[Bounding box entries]

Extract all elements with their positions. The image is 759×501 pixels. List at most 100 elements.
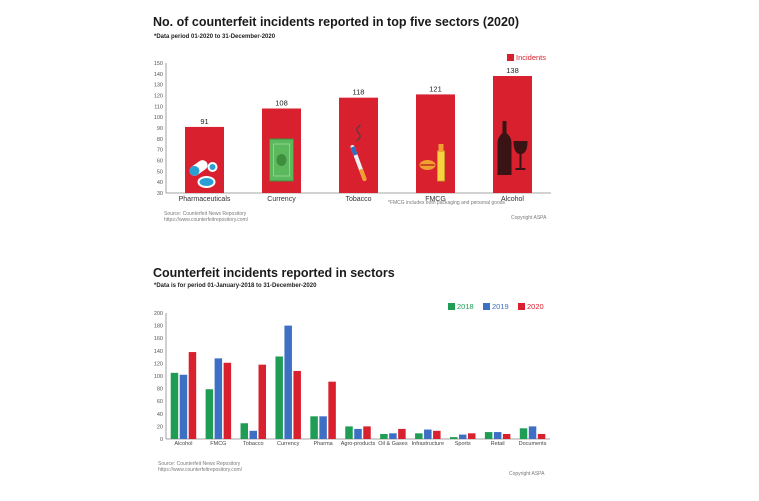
- chart2-bar-2019: [389, 433, 397, 439]
- chart1-data-label: 91: [200, 117, 208, 126]
- chart2-bar-2019: [493, 432, 502, 439]
- chart2-x-tick-label: FMCG: [210, 441, 226, 447]
- chart2-bar-2018: [449, 437, 458, 439]
- chart2-source: Source: Counterfeit News Repository: [158, 461, 241, 467]
- chart2-bar-2019: [528, 426, 537, 439]
- chart2-copyright: Copyright ASPA: [509, 471, 545, 477]
- chart2-legend-2018: 2018: [448, 302, 474, 311]
- chart2-y-tick-label: 40: [157, 412, 163, 418]
- chart2-x-tick-label: Tobacco: [243, 441, 264, 447]
- chart1-copyright: Copyright ASPA: [511, 215, 547, 221]
- chart1-legend-label: Incidents: [516, 53, 547, 62]
- legend-swatch-2020: [518, 303, 525, 310]
- chart1-legend-swatch: [507, 54, 514, 61]
- chart1-y-tick-label: 50: [157, 169, 163, 175]
- chart1-y-tick-label: 150: [154, 61, 163, 67]
- chart2-title: Counterfeit incidents reported in sector…: [153, 266, 395, 280]
- chart2-y-tick-label: 200: [154, 311, 163, 317]
- chart1-y-tick-label: 130: [154, 83, 163, 89]
- chart2-x-tick-label: Documents: [519, 441, 547, 447]
- banknote-icon: [269, 138, 294, 182]
- chart1-data-label: 108: [275, 99, 288, 108]
- chart2-bar-2019: [249, 430, 258, 439]
- chart2-bar-2019: [424, 429, 432, 439]
- chart1-data-label: 121: [429, 84, 442, 93]
- chart2-y-tick-label: 140: [154, 349, 163, 355]
- chart2-y-tick-label: 60: [157, 399, 163, 405]
- legend-label-2018: 2018: [457, 302, 474, 311]
- chart1-y-tick-label: 60: [157, 159, 163, 165]
- chart1-source: Source: Counterfeit News Repository: [164, 211, 247, 217]
- chart2-x-tick-label: Agro-products: [341, 441, 376, 447]
- chart1-y-tick-label: 40: [157, 180, 163, 186]
- chart2-bar-2019: [179, 374, 188, 439]
- chart2-source-url: https://www.counterfeitrepository.com/: [158, 467, 243, 473]
- chart2-bar-2018: [205, 389, 214, 439]
- chart2-bar-2019: [354, 428, 362, 439]
- chart2-y-tick-label: 0: [160, 437, 163, 443]
- chart2-bar-2019: [319, 416, 327, 439]
- chart2-x-tick-label: Alcohol: [174, 441, 192, 447]
- chart2-bar-2020: [293, 370, 301, 439]
- chart2-x-tick-label: Sports: [455, 441, 471, 447]
- chart2-bar-2020: [502, 433, 511, 439]
- chart2-y-tick-label: 120: [154, 361, 163, 367]
- chart2-bar-2020: [258, 364, 267, 439]
- lipstick-icon: [419, 144, 445, 182]
- pill-icon: [189, 160, 218, 188]
- chart2-bar-2018: [484, 432, 493, 439]
- chart2-bar-2020: [223, 362, 232, 439]
- chart2-bar-2020: [363, 426, 371, 439]
- chart1-source-url: https://www.counterfeitrepository.com/: [164, 217, 249, 223]
- chart2-bar-2020: [188, 352, 197, 439]
- chart2-bar-2018: [275, 356, 283, 439]
- chart2-bar-2020: [467, 433, 476, 439]
- chart2-x-tick-label: Infrastructure: [412, 441, 444, 447]
- chart2-bar-2019: [214, 358, 223, 439]
- chart1-bar-group: [262, 108, 301, 193]
- chart2-legend-2020: 2020: [518, 302, 544, 311]
- chart2-bar-2019: [458, 434, 467, 439]
- chart2-bar-2018: [345, 426, 353, 439]
- chart1-bar-group: [416, 94, 455, 193]
- chart2-bar-2018: [170, 372, 179, 439]
- chart1-x-tick-label: Tobacco: [345, 196, 371, 203]
- legend-label-2019: 2019: [492, 302, 509, 311]
- legend-swatch-2018: [448, 303, 455, 310]
- chart2-bar-2018: [380, 433, 388, 439]
- chart2-x-tick-label: Oil & Gases: [378, 441, 408, 447]
- chart2-bar-2018: [240, 423, 249, 439]
- chart1-bar-group: [339, 97, 378, 193]
- chart1-x-tick-label: Alcohol: [501, 196, 524, 203]
- wine-bottle-icon: [497, 121, 528, 175]
- chart1-x-tick-label: FMCG: [425, 196, 446, 203]
- chart1-bar-group: [185, 126, 224, 193]
- chart1-note: *FMCG includes both packaging and person…: [388, 200, 506, 206]
- chart1-y-tick-label: 80: [157, 137, 163, 143]
- chart2-x-tick-label: Retail: [491, 441, 505, 447]
- legend-swatch-2019: [483, 303, 490, 310]
- chart2-bar-2018: [519, 428, 528, 439]
- cigarette-icon: [350, 124, 367, 181]
- chart1-y-tick-label: 70: [157, 148, 163, 154]
- chart1-y-tick-label: 140: [154, 72, 163, 78]
- chart1-title: No. of counterfeit incidents reported in…: [153, 15, 520, 29]
- chart1-subtitle: *Data period 01-2020 to 31-December-2020: [154, 34, 276, 40]
- chart2-bar-2020: [537, 433, 546, 439]
- chart1-bar-fmcg: [416, 94, 455, 193]
- chart2-legend-2019: 2019: [483, 302, 509, 311]
- chart2-y-tick-label: 100: [154, 374, 163, 380]
- chart1-y-tick-label: 110: [154, 104, 163, 110]
- chart2-y-tick-label: 180: [154, 324, 163, 330]
- chart1-y-tick-label: 90: [157, 126, 163, 132]
- chart1-bar-group: [493, 76, 532, 193]
- chart1-y-tick-label: 30: [157, 191, 163, 197]
- chart1-legend: Incidents: [507, 53, 546, 62]
- chart2-y-tick-label: 80: [157, 387, 163, 393]
- chart2-bar-2019: [284, 325, 292, 439]
- chart2-y-tick-label: 20: [157, 424, 163, 430]
- chart1-data-label: 118: [353, 88, 365, 97]
- chart2-bar-2018: [310, 416, 318, 439]
- chart1-y-tick-label: 120: [154, 94, 163, 100]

#### EXERCISE BRIEF
Render each line of the material above as a JSON list of strings, one string per line, with blank lines omitted. Leave the picture out of the list.

#### FINAL RESULT
[
  "Extract all elements with their positions. The image is 759×501 pixels. List at most 100 elements.",
  "- chart2-bar-2019: [389, 433, 397, 439]",
  "- chart1-data-label: 91: [200, 117, 208, 126]",
  "- chart2-bar-2019: [493, 432, 502, 439]",
  "- chart2-x-tick-label: FMCG: [210, 441, 226, 447]",
  "- chart2-bar-2018: [449, 437, 458, 439]",
  "- chart2-source: Source: Counterfeit News Repository: [158, 461, 241, 467]",
  "- chart2-bar-2019: [528, 426, 537, 439]",
  "- chart2-copyright: Copyright ASPA: [509, 471, 545, 477]",
  "- chart2-legend-2018: 2018: [448, 302, 474, 311]",
  "- chart2-y-tick-label: 40: [157, 412, 163, 418]",
  "- chart2-x-tick-label: Tobacco: [243, 441, 264, 447]",
  "- chart1-copyright: Copyright ASPA: [511, 215, 547, 221]",
  "- chart1-legend-label: Incidents: [516, 53, 547, 62]",
  "- legend-swatch-2020: [518, 303, 525, 310]",
  "- chart1-legend-swatch: [507, 54, 514, 61]",
  "- chart1-y-tick-label: 50: [157, 169, 163, 175]",
  "- chart1-y-tick-label: 150: [154, 61, 163, 67]",
  "- chart2-title: Counterfeit incidents reported in sector…: [153, 266, 395, 280]",
  "- chart2-y-tick-label: 200: [154, 311, 163, 317]",
  "- chart1-y-tick-label: 130: [154, 83, 163, 89]",
  "- chart2-x-tick-label: Documents: [519, 441, 547, 447]",
  "- banknote-icon: [269, 138, 294, 182]",
  "- chart1-data-label: 108: [275, 99, 288, 108]",
  "- chart2-bar-2019: [249, 430, 258, 439]",
  "- chart2-bar-2019: [424, 429, 432, 439]",
  "- chart1-data-label: 121: [429, 84, 442, 93]",
  "- chart2-y-tick-label: 140: [154, 349, 163, 355]",
  "- chart2-y-tick-label: 60: [157, 399, 163, 405]",
  "- legend-label-2018: 2018: [457, 302, 474, 311]",
  "- chart1-y-tick-label: 60: [157, 159, 163, 165]",
  "- chart1-source: Source: Counterfeit News Repository: [164, 211, 247, 217]",
  "- chart2-x-tick-label: Agro-products: [341, 441, 376, 447]",
  "- chart1-y-tick-label: 40: [157, 180, 163, 186]",
  "- chart2-bar-2019: [179, 374, 188, 439]",
  "- chart2-source-url: https://www.counterfeitrepository.com/: [158, 467, 243, 473]",
  "- chart2-bar-2018: [205, 389, 214, 439]",
  "- chart2-bar-2019: [354, 428, 362, 439]",
  "- chart2-y-tick-label: 0: [160, 437, 163, 443]",
  "- chart2-bar-2019: [319, 416, 327, 439]",
  "- chart2-x-tick-label: Alcohol: [174, 441, 192, 447]",
  "- chart2-bar-2020: [293, 370, 301, 439]",
  "- chart2-x-tick-label: Sports: [455, 441, 471, 447]",
  "- chart2-bar-2020: [502, 433, 511, 439]",
  "- chart2-y-tick-label: 120: [154, 361, 163, 367]",
  "- chart2-bar-2020: [258, 364, 267, 439]",
  "- lipstick-icon: [419, 144, 445, 182]",
  "- pill-icon: [189, 160, 218, 188]",
  "- chart2-bar-2018: [484, 432, 493, 439]",
  "- chart2-bar-2020: [223, 362, 232, 439]",
  "- chart2-bar-2020: [363, 426, 371, 439]",
  "- chart1-source-url: https://www.counterfeitrepository.com/: [164, 217, 249, 223]",
  "- chart2-bar-2020: [188, 352, 197, 439]",
  "- chart2-bar-2018: [275, 356, 283, 439]",
  "- chart2-bar-2020: [467, 433, 476, 439]",
  "- chart2-x-tick-label: Infrastructure: [412, 441, 444, 447]",
  "- chart2-bar-2019: [214, 358, 223, 439]",
  "- chart1-bar-group: [262, 108, 301, 193]",
  "- chart2-legend-2020: 2020: [518, 302, 544, 311]",
  "- chart2-bar-2019: [458, 434, 467, 439]",
  "- chart2-bar-2018: [345, 426, 353, 439]",
  "- chart1-bar-group: [416, 94, 455, 193]",
  "- chart2-bar-2018: [170, 372, 179, 439]",
  "- chart1-x-tick-label: Tobacco: [345, 196, 371, 203]",
  "- legend-label-2019: 2019: [492, 302, 509, 311]",
  "- legend-swatch-2018: [448, 303, 455, 310]",
  "- chart2-bar-2018: [380, 433, 388, 439]",
  "- chart2-x-tick-label: Oil & Gases: [378, 441, 408, 447]",
  "- chart2-bar-2018: [240, 423, 249, 439]",
  "- chart1-bar-group: [339, 97, 378, 193]",
  "- chart1-x-tick-label: Alcohol: [501, 196, 524, 203]",
  "- wine-bottle-icon: [497, 121, 528, 175]",
  "- chart1-x-tick-label: FMCG: [425, 196, 446, 203]",
  "- chart1-bar-group: [185, 126, 224, 193]",
  "- chart1-note: *FMCG includes both packaging and person…: [388, 200, 506, 206]",
  "- chart1-y-tick-label: 80: [157, 137, 163, 143]",
  "- chart2-x-tick-label: Retail: [491, 441, 505, 447]",
  "- legend-swatch-2019: [483, 303, 490, 310]",
  "- chart2-bar-2018: [519, 428, 528, 439]",
  "- cigarette-icon: [350, 124, 367, 181]",
  "- chart1-y-tick-label: 70: [157, 148, 163, 154]",
  "- chart1-y-tick-label: 140: [154, 72, 163, 78]",
  "- chart1-title: No. of counterfeit incidents reported in…: [153, 15, 520, 29]",
  "- chart1-subtitle: *Data period 01-2020 to 31-December-2020: [154, 34, 276, 40]",
  "- chart2-bar-2020: [537, 433, 546, 439]",
  "- chart1-bar-fmcg: [416, 94, 455, 193]",
  "- chart2-legend-2019: 2019: [483, 302, 509, 311]",
  "- chart2-y-tick-label: 100: [154, 374, 163, 380]",
  "- chart1-y-tick-label: 110: [154, 104, 163, 110]",
  "- chart2-y-tick-label: 180: [154, 324, 163, 330]",
  "- chart1-y-tick-label: 90: [157, 126, 163, 132]",
  "- chart1-bar-group: [493, 76, 532, 193]",
  "- chart1-y-tick-label: 30: [157, 191, 163, 197]",
  "- chart1-legend: Incidents: [507, 53, 546, 62]",
  "- chart2-y-tick-label: 80: [157, 387, 163, 393]",
  "- chart2-bar-2019: [284, 325, 292, 439]",
  "- chart2-y-tick-label: 20: [157, 424, 163, 430]",
  "- chart1-data-label: 118: [353, 88, 365, 97]",
  "- chart2-bar-2018: [310, 416, 318, 439]",
  "- chart1-y-tick-label: 120: [154, 94, 163, 100]"
]